(Task brief): Work out how many lines of the records hold the string "label", and reply with that number alone.

(Entries shown):
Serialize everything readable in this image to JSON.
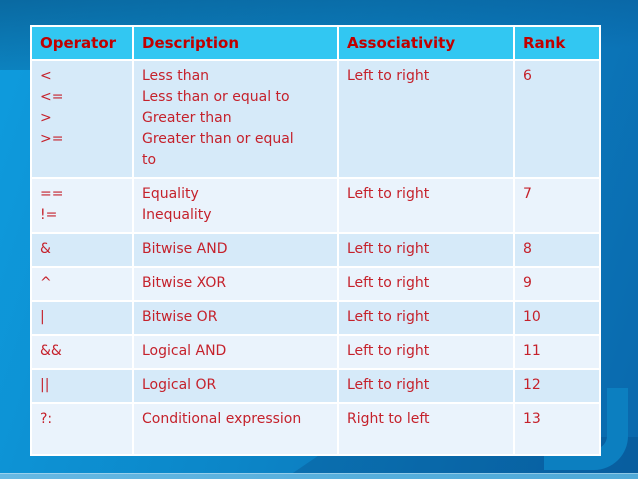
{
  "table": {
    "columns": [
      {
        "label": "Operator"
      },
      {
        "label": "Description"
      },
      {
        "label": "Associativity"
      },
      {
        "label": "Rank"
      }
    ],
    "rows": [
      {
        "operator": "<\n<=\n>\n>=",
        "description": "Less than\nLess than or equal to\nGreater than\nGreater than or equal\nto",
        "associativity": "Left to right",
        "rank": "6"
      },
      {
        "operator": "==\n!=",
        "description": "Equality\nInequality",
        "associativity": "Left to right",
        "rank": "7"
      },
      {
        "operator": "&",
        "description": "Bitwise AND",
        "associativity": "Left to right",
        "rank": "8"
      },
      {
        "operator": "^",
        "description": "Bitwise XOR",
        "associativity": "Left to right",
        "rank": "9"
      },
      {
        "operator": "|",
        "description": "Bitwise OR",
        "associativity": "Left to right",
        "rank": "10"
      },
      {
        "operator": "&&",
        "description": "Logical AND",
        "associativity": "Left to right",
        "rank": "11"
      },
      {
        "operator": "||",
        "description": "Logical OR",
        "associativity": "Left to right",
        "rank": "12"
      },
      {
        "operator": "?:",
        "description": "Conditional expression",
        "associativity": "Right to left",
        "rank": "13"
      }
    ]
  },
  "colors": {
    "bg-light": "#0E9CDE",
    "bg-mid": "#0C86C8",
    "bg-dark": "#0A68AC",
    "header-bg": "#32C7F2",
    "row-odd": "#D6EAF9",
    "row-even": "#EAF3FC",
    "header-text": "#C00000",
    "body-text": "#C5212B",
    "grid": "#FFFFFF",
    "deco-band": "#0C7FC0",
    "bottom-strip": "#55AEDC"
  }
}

(Reply to the exercise): 4